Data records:
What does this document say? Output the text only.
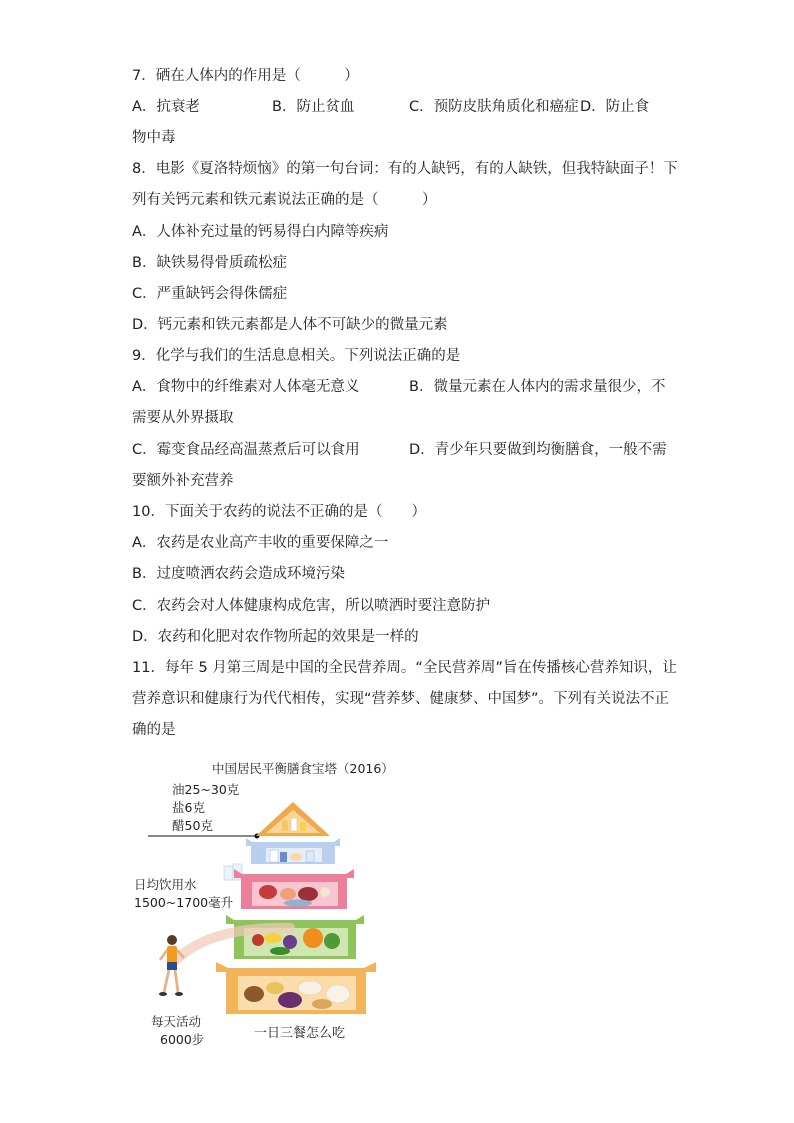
7．硒在人体内的作用是（　　　）
A．抗衰老	B．防止贫血	C．预防皮肤角质化和癌症 D．防止食
物中毒
8．电影《夏洛特烦恼》的第一句台词：有的人缺钙，有的人缺铁，但我特缺面子！下
列有关钙元素和铁元素说法正确的是（　　　）
A．人体补充过量的钙易得白内障等疾病
B．缺铁易得骨质疏松症
C．严重缺钙会得侏儒症
D．钙元素和铁元素都是人体不可缺少的微量元素
9．化学与我们的生活息息相关。下列说法正确的是
A．食物中的纤维素对人体毫无意义	B．微量元素在人体内的需求量很少，不
需要从外界摄取
C．霉变食品经高温蒸煮后可以食用	D．青少年只要做到均衡膳食，一般不需
要额外补充营养
10．下面关于农药的说法不正确的是（　　）
A．农药是农业高产丰收的重要保障之一
B．过度喷洒农药会造成环境污染
C．农药会对人体健康构成危害，所以喷洒时要注意防护
D．农药和化肥对农作物所起的效果是一样的
11．每年 5 月第三周是中国的全民营养周。“全民营养周”旨在传播核心营养知识，让
营养意识和健康行为代代相传，实现“营养梦、健康梦、中国梦”。下列有关说法不正
确的是
中国居民平衡膳食宝塔（2016）
油25~30克
盐6克
醋50克
日均饮用水
1500~1700毫升
每天活动
6000步	一日三餐怎么吃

**WHAT IS ASKED**
In the copy, include no pictures; restate the listing above exactly.

**WRITTEN RESPONSE**
What does this document say? Output the text only.
7．硒在人体内的作用是（　　　）
A．抗衰老	B．防止贫血	C．预防皮肤角质化和癌症 D．防止食
物中毒
8．电影《夏洛特烦恼》的第一句台词：有的人缺钙，有的人缺铁，但我特缺面子！下
列有关钙元素和铁元素说法正确的是（　　　）
A．人体补充过量的钙易得白内障等疾病
B．缺铁易得骨质疏松症
C．严重缺钙会得侏儒症
D．钙元素和铁元素都是人体不可缺少的微量元素
9．化学与我们的生活息息相关。下列说法正确的是
A．食物中的纤维素对人体毫无意义	B．微量元素在人体内的需求量很少，不
需要从外界摄取
C．霉变食品经高温蒸煮后可以食用	D．青少年只要做到均衡膳食，一般不需
要额外补充营养
10．下面关于农药的说法不正确的是（　　）
A．农药是农业高产丰收的重要保障之一
B．过度喷洒农药会造成环境污染
C．农药会对人体健康构成危害，所以喷洒时要注意防护
D．农药和化肥对农作物所起的效果是一样的
11．每年 5 月第三周是中国的全民营养周。“全民营养周”旨在传播核心营养知识，让
营养意识和健康行为代代相传，实现“营养梦、健康梦、中国梦”。下列有关说法不正
确的是
中国居民平衡膳食宝塔（2016）
油25~30克
盐6克
醋50克
日均饮用水
1500~1700毫升
每天活动
6000步	一日三餐怎么吃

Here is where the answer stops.